Stated exercise>
Render the records between the lines holding "Localize all elements." and "segment-50-75 xyxy=(589,372,644,409)", inclusive, as a two-column CSV with the header instruction,output. Give one row per instruction, with its text and its answer each in a single quoted field and line breaks replaced by spaces.
-- start Raw records --
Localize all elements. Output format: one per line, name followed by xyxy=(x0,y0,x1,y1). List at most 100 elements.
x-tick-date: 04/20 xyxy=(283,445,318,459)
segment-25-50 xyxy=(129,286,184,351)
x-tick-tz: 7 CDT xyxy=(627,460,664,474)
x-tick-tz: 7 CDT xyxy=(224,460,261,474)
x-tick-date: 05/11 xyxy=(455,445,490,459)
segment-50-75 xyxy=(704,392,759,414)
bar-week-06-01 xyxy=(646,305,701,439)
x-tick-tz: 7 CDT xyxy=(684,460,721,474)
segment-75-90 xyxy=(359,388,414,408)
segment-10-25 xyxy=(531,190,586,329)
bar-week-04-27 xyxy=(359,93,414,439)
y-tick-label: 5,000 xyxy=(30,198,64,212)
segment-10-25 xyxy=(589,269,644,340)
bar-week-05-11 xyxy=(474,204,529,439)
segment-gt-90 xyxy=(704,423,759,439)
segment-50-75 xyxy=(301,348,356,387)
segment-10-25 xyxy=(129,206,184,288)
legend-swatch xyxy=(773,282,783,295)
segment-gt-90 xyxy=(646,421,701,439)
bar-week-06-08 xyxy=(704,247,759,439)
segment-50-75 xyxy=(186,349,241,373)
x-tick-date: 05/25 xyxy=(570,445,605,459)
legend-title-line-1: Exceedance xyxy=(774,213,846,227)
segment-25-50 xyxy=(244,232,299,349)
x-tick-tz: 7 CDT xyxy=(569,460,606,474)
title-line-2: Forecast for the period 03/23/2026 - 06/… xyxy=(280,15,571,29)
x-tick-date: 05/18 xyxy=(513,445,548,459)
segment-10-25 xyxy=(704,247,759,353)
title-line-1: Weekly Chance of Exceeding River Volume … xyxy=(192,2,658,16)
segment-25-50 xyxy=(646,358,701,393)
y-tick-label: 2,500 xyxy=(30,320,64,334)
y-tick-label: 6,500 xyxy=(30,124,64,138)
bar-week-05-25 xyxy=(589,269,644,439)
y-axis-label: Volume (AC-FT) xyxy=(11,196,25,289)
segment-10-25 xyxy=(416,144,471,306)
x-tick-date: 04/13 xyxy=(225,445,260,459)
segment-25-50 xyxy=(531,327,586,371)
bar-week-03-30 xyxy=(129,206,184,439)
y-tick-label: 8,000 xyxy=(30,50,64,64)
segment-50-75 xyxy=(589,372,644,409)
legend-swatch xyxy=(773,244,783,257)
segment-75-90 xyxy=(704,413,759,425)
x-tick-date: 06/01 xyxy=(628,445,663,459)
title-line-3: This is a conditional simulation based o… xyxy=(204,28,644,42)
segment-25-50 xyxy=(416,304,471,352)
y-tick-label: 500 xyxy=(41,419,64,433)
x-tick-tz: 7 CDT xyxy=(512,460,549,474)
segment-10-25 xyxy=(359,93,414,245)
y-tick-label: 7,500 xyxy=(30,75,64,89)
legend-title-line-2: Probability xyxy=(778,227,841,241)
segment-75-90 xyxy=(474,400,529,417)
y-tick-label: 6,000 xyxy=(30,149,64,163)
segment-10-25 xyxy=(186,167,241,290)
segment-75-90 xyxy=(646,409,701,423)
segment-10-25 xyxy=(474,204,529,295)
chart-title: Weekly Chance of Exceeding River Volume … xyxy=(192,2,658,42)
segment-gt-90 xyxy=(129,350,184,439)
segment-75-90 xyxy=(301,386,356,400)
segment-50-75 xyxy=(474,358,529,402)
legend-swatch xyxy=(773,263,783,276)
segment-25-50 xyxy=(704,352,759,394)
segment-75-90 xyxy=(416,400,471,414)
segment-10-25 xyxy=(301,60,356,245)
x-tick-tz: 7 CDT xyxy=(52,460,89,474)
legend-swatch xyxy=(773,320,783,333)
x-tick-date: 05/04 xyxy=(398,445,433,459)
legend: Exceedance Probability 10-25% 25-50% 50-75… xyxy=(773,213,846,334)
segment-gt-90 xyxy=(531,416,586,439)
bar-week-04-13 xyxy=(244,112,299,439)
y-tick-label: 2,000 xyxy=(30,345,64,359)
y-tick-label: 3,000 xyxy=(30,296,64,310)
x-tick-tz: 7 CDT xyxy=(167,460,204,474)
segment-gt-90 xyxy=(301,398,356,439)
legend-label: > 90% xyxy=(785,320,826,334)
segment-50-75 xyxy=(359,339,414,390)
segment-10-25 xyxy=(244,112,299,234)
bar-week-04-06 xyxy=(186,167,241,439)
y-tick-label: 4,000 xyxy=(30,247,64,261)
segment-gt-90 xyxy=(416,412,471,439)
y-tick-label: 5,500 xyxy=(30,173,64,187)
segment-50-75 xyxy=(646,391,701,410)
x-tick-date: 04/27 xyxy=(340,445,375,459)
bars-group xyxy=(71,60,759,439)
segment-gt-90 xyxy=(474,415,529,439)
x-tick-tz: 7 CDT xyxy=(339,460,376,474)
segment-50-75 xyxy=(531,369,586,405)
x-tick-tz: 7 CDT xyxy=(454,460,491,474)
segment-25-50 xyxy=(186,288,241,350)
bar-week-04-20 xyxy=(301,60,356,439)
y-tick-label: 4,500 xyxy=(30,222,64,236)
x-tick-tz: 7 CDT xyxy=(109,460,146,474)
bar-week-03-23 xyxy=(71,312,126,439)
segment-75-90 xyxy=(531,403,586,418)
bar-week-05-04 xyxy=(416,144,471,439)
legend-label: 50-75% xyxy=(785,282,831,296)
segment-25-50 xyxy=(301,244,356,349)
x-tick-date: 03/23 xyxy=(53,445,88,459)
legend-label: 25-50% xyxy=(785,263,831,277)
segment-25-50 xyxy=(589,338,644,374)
-- end Raw records --
-- start Raw records --
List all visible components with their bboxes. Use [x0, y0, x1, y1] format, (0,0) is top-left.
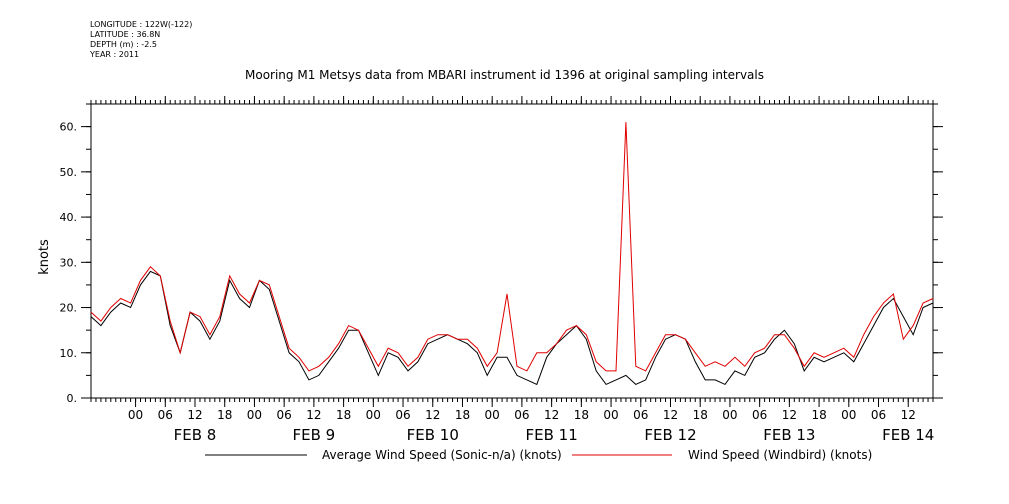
-- end Raw records --
Result of the task>
instruction,output
"Localize all elements. Output format: one per line, name followed by xyxy=(x0,y0,x1,y1). List at most 100 elements.","x-tick-date: 04/20 xyxy=(283,445,318,459) segment-25-50 xyxy=(129,286,184,351) x-tick-tz: 7 CDT xyxy=(627,460,664,474) x-tick-tz: 7 CDT xyxy=(224,460,261,474) x-tick-date: 05/11 xyxy=(455,445,490,459) segment-50-75 xyxy=(704,392,759,414) bar-week-06-01 xyxy=(646,305,701,439) x-tick-tz: 7 CDT xyxy=(684,460,721,474) segment-75-90 xyxy=(359,388,414,408) segment-10-25 xyxy=(531,190,586,329) bar-week-04-27 xyxy=(359,93,414,439) y-tick-label: 5,000 xyxy=(30,198,64,212) segment-10-25 xyxy=(589,269,644,340) bar-week-05-11 xyxy=(474,204,529,439) segment-gt-90 xyxy=(704,423,759,439) segment-50-75 xyxy=(301,348,356,387) segment-10-25 xyxy=(129,206,184,288) legend-swatch xyxy=(773,282,783,295) segment-gt-90 xyxy=(646,421,701,439) bar-week-06-08 xyxy=(704,247,759,439) segment-50-75 xyxy=(186,349,241,373) x-tick-date: 05/25 xyxy=(570,445,605,459) legend-title-line-1: Exceedance xyxy=(774,213,846,227) segment-25-50 xyxy=(244,232,299,349) x-tick-tz: 7 CDT xyxy=(569,460,606,474) title-line-2: Forecast for the period 03/23/2026 - 06/… xyxy=(280,15,571,29) x-tick-date: 05/18 xyxy=(513,445,548,459) segment-10-25 xyxy=(704,247,759,353) title-line-1: Weekly Chance of Exceeding River Volume … xyxy=(192,2,658,16) segment-25-50 xyxy=(646,358,701,393) y-tick-label: 2,500 xyxy=(30,320,64,334) y-tick-label: 6,500 xyxy=(30,124,64,138) bar-week-05-25 xyxy=(589,269,644,439) y-axis-label: Volume (AC-FT) xyxy=(11,196,25,289) segment-10-25 xyxy=(416,144,471,306) x-tick-date: 04/13 xyxy=(225,445,260,459) segment-25-50 xyxy=(531,327,586,371) bar-week-03-30 xyxy=(129,206,184,439) y-tick-label: 8,000 xyxy=(30,50,64,64) segment-50-75 xyxy=(589,372,644,409)"